──────── GIVEN DATA

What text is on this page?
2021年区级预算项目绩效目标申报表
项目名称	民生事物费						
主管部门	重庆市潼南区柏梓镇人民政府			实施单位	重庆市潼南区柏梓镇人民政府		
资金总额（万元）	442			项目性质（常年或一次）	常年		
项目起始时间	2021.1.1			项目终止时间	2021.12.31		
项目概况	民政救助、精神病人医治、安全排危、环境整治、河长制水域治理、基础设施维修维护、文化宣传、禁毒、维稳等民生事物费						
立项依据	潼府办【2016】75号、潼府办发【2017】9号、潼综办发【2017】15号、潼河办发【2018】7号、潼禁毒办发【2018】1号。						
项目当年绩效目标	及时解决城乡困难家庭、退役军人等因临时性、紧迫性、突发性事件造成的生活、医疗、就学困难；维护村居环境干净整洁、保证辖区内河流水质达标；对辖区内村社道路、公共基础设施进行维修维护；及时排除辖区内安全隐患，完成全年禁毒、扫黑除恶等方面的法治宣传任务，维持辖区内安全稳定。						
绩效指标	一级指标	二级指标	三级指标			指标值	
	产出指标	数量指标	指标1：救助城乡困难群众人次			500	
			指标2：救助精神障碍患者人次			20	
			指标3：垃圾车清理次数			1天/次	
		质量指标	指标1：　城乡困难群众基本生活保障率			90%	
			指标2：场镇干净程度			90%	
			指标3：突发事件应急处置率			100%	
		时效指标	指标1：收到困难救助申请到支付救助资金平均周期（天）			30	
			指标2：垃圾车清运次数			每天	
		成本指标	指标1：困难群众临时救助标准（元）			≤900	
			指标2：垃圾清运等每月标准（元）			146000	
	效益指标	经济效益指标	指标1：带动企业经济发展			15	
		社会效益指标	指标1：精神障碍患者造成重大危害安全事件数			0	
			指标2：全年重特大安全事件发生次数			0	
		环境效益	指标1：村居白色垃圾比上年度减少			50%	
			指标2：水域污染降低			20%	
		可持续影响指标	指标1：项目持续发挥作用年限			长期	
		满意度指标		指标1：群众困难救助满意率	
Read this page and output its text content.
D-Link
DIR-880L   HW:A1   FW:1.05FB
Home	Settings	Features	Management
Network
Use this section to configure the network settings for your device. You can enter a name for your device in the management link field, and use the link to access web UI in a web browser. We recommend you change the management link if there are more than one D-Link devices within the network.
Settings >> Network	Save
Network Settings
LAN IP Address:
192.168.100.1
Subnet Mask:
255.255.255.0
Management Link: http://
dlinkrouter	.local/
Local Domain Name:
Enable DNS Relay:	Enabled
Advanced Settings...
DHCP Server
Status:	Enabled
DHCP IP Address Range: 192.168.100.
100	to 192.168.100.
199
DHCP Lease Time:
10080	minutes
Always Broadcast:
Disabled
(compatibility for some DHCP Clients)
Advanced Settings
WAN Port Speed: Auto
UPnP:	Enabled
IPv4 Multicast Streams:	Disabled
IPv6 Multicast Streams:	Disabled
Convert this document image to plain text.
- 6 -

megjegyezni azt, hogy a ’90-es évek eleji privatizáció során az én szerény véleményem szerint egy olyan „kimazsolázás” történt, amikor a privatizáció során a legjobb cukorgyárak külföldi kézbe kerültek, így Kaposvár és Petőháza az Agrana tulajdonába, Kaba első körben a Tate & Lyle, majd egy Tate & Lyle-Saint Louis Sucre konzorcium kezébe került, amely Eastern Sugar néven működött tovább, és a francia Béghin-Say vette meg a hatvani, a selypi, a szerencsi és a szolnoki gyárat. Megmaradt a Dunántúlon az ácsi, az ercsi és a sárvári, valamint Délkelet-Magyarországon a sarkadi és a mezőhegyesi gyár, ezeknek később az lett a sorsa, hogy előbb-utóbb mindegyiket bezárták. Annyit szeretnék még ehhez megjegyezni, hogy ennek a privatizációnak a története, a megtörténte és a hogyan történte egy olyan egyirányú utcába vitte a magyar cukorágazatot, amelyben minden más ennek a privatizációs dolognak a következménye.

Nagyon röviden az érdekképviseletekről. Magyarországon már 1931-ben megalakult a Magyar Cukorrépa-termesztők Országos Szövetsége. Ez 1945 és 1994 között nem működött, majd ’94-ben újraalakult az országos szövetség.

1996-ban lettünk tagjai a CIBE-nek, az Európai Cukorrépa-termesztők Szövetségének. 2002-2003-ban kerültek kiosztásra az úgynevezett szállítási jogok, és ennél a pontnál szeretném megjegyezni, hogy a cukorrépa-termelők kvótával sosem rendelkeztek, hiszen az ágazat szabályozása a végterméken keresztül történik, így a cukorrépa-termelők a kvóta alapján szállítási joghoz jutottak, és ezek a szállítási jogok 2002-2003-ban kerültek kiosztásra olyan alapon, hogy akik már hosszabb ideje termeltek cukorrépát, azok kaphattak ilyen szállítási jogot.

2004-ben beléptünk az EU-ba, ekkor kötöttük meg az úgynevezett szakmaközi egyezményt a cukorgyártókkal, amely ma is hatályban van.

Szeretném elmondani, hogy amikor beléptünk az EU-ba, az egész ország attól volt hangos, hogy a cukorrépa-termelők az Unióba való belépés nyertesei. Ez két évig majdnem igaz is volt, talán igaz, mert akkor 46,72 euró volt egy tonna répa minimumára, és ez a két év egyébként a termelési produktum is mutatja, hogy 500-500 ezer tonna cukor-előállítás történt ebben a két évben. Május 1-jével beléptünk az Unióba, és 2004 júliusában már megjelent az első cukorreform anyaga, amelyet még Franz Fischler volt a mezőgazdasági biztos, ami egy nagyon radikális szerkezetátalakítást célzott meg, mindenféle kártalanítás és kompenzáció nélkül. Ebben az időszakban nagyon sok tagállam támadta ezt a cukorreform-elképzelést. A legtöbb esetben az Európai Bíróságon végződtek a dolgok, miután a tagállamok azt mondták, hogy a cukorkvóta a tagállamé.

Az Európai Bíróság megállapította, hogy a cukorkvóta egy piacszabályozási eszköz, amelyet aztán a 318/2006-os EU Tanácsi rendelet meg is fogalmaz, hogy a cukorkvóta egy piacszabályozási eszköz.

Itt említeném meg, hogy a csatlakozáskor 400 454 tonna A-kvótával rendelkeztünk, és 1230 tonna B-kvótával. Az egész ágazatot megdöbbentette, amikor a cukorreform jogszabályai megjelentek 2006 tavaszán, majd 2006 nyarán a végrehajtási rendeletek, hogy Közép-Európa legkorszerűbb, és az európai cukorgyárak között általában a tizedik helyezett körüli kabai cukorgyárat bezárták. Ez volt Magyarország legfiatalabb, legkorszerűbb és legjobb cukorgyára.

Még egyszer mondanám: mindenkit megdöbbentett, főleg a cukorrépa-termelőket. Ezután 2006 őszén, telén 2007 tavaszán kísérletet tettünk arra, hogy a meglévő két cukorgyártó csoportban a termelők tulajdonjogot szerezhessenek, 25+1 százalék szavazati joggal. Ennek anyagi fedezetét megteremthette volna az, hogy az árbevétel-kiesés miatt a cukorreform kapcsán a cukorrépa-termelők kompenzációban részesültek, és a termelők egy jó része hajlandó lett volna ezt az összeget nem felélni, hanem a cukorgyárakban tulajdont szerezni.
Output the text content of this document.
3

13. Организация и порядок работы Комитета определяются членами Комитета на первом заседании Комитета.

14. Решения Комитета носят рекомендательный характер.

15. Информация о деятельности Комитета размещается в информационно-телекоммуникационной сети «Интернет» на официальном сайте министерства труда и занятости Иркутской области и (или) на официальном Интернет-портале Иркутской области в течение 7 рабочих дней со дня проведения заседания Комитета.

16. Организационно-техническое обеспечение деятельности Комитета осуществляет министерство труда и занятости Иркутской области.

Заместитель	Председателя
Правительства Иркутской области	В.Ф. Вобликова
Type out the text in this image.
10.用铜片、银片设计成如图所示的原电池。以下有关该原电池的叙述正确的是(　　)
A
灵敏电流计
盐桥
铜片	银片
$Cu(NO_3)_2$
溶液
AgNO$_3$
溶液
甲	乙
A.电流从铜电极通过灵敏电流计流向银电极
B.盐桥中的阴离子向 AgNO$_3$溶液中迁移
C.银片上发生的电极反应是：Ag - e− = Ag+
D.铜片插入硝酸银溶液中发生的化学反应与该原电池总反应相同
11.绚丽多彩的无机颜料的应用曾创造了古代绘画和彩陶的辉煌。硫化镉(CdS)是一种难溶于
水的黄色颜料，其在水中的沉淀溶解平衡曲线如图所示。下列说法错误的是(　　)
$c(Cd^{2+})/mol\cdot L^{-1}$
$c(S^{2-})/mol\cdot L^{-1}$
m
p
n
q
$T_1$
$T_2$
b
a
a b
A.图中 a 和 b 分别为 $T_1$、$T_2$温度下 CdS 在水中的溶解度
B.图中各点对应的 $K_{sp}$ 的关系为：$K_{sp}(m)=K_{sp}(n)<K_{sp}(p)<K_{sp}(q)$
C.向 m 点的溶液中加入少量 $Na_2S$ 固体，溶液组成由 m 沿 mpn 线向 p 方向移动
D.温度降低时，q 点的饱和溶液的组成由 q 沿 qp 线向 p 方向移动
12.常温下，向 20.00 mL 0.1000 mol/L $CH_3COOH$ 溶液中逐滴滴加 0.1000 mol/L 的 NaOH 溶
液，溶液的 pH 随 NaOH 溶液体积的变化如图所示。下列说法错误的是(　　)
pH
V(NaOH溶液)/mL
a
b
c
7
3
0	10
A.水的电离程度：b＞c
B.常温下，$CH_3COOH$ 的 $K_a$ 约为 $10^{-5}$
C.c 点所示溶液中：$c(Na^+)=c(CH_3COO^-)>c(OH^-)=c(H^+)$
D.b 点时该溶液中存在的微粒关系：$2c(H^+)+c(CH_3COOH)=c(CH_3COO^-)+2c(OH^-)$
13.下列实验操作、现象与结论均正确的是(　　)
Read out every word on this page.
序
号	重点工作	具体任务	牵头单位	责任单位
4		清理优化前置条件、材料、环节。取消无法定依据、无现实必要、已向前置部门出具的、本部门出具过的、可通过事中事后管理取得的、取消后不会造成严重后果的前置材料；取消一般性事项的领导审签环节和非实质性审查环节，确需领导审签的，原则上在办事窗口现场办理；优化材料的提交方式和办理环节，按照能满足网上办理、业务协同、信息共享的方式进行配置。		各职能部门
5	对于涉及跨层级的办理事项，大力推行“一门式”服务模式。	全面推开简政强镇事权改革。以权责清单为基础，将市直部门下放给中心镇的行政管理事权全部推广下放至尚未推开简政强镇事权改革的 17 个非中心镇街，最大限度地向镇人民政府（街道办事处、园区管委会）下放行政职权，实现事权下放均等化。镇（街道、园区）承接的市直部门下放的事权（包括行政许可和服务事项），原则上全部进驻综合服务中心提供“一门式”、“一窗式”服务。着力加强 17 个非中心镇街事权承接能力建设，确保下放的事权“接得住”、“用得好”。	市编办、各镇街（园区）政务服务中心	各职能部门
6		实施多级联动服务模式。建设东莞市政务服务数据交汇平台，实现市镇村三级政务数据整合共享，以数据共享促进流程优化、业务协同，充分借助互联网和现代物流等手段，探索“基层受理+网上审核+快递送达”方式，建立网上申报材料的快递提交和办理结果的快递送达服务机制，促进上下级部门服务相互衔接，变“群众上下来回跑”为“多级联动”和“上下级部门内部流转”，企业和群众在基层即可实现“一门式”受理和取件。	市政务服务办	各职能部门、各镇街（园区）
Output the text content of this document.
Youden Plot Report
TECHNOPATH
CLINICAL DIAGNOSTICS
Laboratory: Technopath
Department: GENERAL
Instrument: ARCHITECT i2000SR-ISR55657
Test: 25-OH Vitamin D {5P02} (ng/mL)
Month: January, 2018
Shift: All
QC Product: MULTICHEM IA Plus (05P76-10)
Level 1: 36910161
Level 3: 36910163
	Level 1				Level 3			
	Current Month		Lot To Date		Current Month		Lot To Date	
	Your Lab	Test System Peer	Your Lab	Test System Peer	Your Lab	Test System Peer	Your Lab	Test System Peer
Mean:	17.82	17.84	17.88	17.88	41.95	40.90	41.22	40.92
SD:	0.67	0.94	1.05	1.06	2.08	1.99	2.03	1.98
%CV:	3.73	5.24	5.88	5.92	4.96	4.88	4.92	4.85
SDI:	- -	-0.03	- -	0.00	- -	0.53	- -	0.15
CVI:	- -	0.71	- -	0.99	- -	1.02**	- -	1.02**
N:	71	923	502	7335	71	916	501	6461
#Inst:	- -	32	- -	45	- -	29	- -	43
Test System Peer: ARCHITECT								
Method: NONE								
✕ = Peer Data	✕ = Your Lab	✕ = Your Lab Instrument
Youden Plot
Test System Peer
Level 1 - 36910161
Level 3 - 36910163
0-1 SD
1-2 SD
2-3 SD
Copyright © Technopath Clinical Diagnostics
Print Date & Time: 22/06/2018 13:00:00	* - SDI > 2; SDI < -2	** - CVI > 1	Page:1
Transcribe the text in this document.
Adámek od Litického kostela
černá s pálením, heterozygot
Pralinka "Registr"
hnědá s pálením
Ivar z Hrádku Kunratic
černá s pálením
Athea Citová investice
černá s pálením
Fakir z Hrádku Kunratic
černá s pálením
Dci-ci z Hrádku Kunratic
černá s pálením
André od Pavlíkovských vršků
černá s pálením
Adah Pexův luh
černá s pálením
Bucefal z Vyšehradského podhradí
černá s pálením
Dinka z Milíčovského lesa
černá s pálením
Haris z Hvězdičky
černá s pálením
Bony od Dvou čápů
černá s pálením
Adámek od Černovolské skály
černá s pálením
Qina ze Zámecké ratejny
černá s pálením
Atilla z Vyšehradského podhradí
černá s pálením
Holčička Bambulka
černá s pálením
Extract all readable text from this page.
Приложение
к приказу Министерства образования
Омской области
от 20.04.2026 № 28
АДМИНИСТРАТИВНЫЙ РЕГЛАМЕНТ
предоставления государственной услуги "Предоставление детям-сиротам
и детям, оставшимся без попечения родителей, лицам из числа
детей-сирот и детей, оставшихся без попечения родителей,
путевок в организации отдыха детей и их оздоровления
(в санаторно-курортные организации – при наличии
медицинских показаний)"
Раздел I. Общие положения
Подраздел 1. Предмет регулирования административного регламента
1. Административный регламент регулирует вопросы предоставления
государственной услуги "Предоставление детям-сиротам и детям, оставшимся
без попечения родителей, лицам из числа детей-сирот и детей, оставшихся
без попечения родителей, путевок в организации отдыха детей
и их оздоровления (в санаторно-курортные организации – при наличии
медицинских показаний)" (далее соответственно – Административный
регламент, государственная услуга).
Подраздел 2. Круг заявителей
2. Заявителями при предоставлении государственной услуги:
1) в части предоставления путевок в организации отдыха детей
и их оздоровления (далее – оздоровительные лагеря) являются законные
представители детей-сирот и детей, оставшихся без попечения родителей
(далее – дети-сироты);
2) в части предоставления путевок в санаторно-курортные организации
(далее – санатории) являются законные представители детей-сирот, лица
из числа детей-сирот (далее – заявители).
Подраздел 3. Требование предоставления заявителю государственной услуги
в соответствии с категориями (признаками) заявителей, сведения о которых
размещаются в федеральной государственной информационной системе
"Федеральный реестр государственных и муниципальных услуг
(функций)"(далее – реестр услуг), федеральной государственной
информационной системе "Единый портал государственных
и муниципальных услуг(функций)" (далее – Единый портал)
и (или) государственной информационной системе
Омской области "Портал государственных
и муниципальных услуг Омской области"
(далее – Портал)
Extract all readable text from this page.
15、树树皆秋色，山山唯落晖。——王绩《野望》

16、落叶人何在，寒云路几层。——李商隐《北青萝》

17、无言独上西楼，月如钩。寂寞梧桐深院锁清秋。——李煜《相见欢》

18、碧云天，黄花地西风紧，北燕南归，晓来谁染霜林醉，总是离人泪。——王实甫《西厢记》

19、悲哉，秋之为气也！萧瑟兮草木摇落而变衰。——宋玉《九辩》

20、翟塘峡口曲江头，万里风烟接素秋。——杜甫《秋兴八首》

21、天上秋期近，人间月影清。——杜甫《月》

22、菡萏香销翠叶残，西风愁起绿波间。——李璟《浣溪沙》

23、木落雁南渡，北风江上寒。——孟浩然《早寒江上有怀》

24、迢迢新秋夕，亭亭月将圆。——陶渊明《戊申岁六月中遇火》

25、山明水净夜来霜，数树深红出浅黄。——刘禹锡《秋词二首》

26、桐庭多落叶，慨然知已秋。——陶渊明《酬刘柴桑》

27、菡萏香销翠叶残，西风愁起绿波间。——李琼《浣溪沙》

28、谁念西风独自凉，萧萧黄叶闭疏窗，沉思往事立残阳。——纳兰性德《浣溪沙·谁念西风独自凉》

────────────────

GOAL
Every line that holds the word "podhradí" counts once; state the total number of such lines and nothing else.

CORRECT RESULT
2